[Dataset records]
▼
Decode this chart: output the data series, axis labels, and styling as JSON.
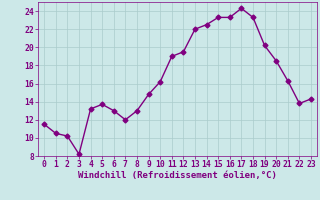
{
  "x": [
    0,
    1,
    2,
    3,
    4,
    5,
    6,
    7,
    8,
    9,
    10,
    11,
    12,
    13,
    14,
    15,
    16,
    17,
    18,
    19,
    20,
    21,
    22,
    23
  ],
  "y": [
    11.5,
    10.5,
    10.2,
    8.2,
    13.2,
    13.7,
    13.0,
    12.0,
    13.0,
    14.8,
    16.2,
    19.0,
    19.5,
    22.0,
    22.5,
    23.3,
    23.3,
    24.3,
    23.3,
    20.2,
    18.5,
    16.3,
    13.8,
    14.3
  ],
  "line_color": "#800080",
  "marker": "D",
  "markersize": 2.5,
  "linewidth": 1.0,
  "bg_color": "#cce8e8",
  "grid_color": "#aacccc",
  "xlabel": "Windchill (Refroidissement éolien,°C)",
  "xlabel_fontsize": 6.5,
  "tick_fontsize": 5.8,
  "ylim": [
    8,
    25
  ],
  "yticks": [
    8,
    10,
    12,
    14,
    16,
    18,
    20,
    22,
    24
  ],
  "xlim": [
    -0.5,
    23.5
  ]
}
▲
▼
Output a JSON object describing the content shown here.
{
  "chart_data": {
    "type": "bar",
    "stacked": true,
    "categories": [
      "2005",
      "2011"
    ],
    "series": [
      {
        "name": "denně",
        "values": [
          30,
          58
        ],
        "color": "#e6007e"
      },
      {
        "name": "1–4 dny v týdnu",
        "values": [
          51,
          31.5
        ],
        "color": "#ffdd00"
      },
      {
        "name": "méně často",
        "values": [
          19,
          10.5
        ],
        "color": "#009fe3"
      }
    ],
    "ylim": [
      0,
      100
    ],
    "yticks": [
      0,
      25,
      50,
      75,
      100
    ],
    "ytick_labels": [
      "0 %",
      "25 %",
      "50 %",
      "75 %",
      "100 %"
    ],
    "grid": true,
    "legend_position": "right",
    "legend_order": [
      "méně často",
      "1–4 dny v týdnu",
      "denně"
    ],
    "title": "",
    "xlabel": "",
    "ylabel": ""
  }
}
▲
Aim of the task: From the records above, how many lines include the word "series"? Only the number is wanted.

The completed task: 2